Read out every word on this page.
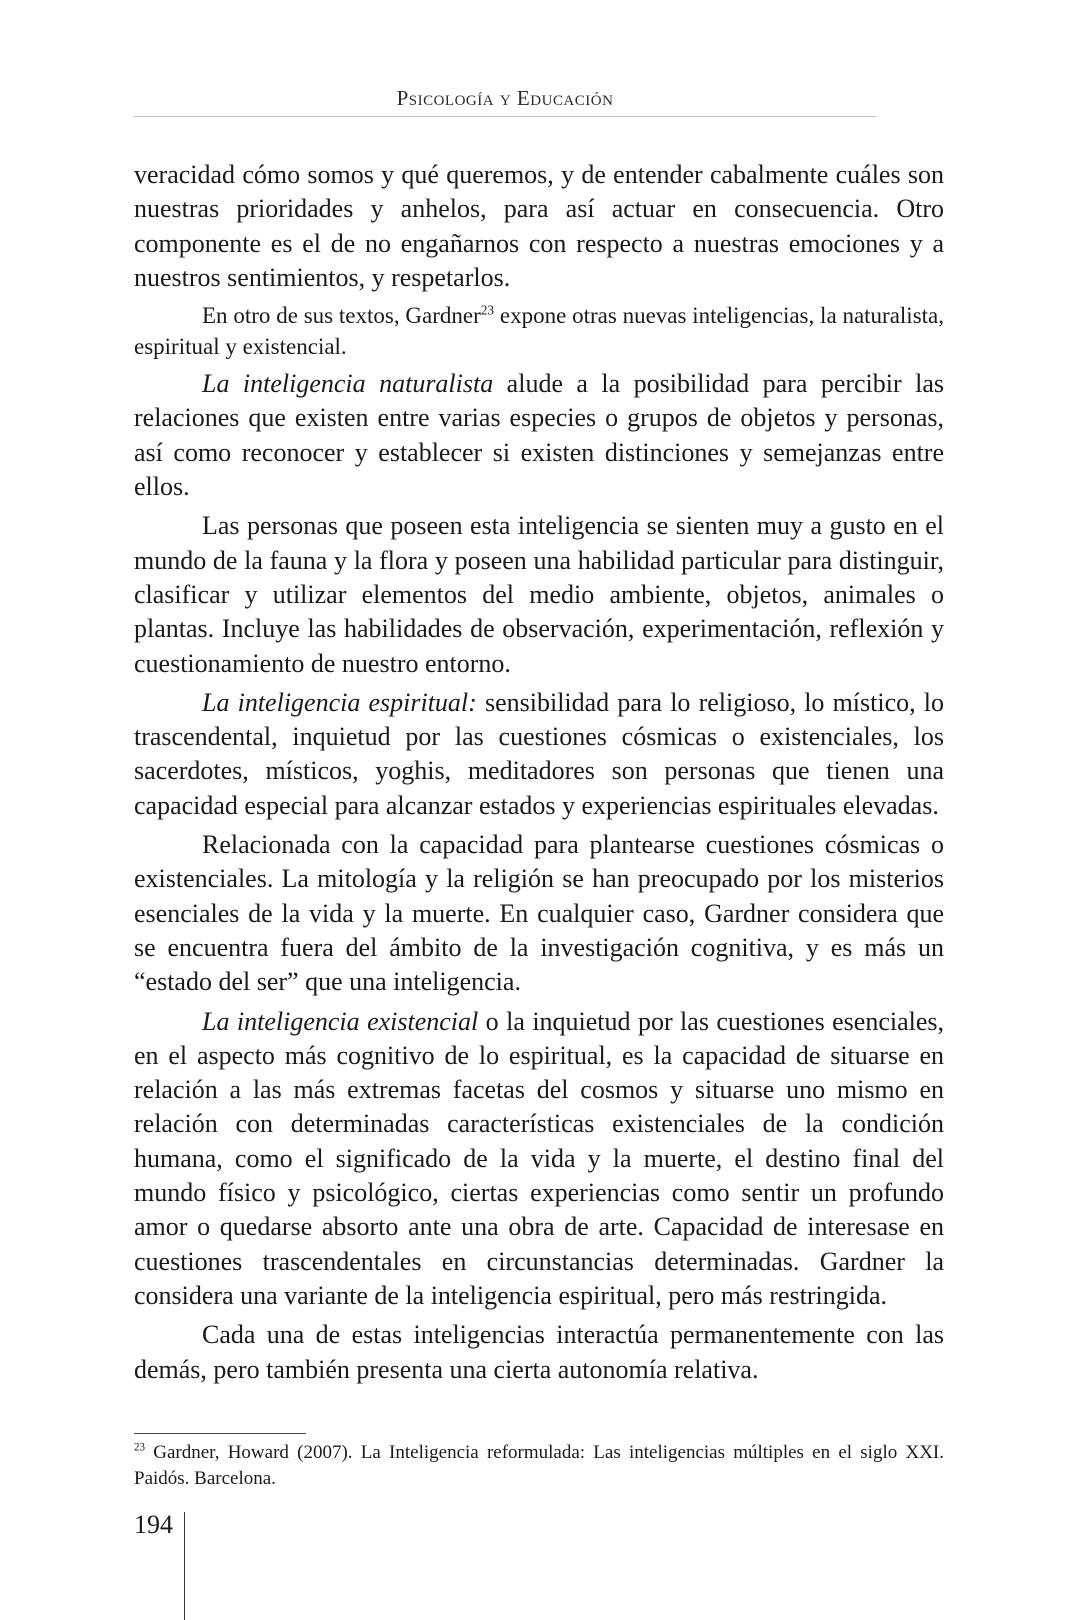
Psicología y Educación

veracidad cómo somos y qué queremos, y de entender cabalmente cuáles son nuestras prioridades y anhelos, para así actuar en consecuencia. Otro componente es el de no engañarnos con respecto a nuestras emociones y a nuestros sentimientos, y respetarlos.

En otro de sus textos, Gardner$^{23}$ expone otras nuevas inteligencias, la naturalista, espiritual y existencial.

La inteligencia naturalista alude a la posibilidad para percibir las relaciones que existen entre varias especies o grupos de objetos y personas, así como reconocer y establecer si existen distinciones y semejanzas entre ellos.

Las personas que poseen esta inteligencia se sienten muy a gusto en el mundo de la fauna y la flora y poseen una habilidad particular para distinguir, clasificar y utilizar elementos del medio ambiente, objetos, animales o plantas. Incluye las habilidades de observación, experimentación, reflexión y cuestionamiento de nuestro entorno.

La inteligencia espiritual: sensibilidad para lo religioso, lo místico, lo trascendental, inquietud por las cuestiones cósmicas o existenciales, los sacerdotes, místicos, yoghis, meditadores son personas que tienen una capacidad especial para alcanzar estados y experiencias espirituales elevadas.

Relacionada con la capacidad para plantearse cuestiones cósmicas o existenciales. La mitología y la religión se han preocupado por los misterios esenciales de la vida y la muerte. En cualquier caso, Gardner considera que se encuentra fuera del ámbito de la investigación cognitiva, y es más un “estado del ser” que una inteligencia.

La inteligencia existencial o la inquietud por las cuestiones esenciales, en el aspecto más cognitivo de lo espiritual, es la capacidad de situarse en relación a las más extremas facetas del cosmos y situarse uno mismo en relación con determinadas características existenciales de la condición humana, como el significado de la vida y la muerte, el destino final del mundo físico y psicológico, ciertas experiencias como sentir un profundo amor o quedarse absorto ante una obra de arte. Capacidad de interesase en cuestiones trascendentales en circunstancias determinadas. Gardner la considera una variante de la inteligencia espiritual, pero más restringida.

Cada una de estas inteligencias interactúa permanentemente con las demás, pero también presenta una cierta autonomía relativa.

$^{23}$ Gardner, Howard (2007). La Inteligencia reformulada: Las inteligencias múltiples en el siglo XXI. Paidós. Barcelona.
194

================================

*Direction*: From start to finish, output the listing exactly, but omit its pictures.

*Solution to the exercise*:
Read out every word on this page.
Psicología y Educación

veracidad cómo somos y qué queremos, y de entender cabalmente cuáles son nuestras prioridades y anhelos, para así actuar en consecuencia. Otro componente es el de no engañarnos con respecto a nuestras emociones y a nuestros sentimientos, y respetarlos.

En otro de sus textos, Gardner$^{23}$ expone otras nuevas inteligencias, la naturalista, espiritual y existencial.

La inteligencia naturalista alude a la posibilidad para percibir las relaciones que existen entre varias especies o grupos de objetos y personas, así como reconocer y establecer si existen distinciones y semejanzas entre ellos.

Las personas que poseen esta inteligencia se sienten muy a gusto en el mundo de la fauna y la flora y poseen una habilidad particular para distinguir, clasificar y utilizar elementos del medio ambiente, objetos, animales o plantas. Incluye las habilidades de observación, experimentación, reflexión y cuestionamiento de nuestro entorno.

La inteligencia espiritual: sensibilidad para lo religioso, lo místico, lo trascendental, inquietud por las cuestiones cósmicas o existenciales, los sacerdotes, místicos, yoghis, meditadores son personas que tienen una capacidad especial para alcanzar estados y experiencias espirituales elevadas.

Relacionada con la capacidad para plantearse cuestiones cósmicas o existenciales. La mitología y la religión se han preocupado por los misterios esenciales de la vida y la muerte. En cualquier caso, Gardner considera que se encuentra fuera del ámbito de la investigación cognitiva, y es más un “estado del ser” que una inteligencia.

La inteligencia existencial o la inquietud por las cuestiones esenciales, en el aspecto más cognitivo de lo espiritual, es la capacidad de situarse en relación a las más extremas facetas del cosmos y situarse uno mismo en relación con determinadas características existenciales de la condición humana, como el significado de la vida y la muerte, el destino final del mundo físico y psicológico, ciertas experiencias como sentir un profundo amor o quedarse absorto ante una obra de arte. Capacidad de interesase en cuestiones trascendentales en circunstancias determinadas. Gardner la considera una variante de la inteligencia espiritual, pero más restringida.

Cada una de estas inteligencias interactúa permanentemente con las demás, pero también presenta una cierta autonomía relativa.

$^{23}$ Gardner, Howard (2007). La Inteligencia reformulada: Las inteligencias múltiples en el siglo XXI. Paidós. Barcelona.
194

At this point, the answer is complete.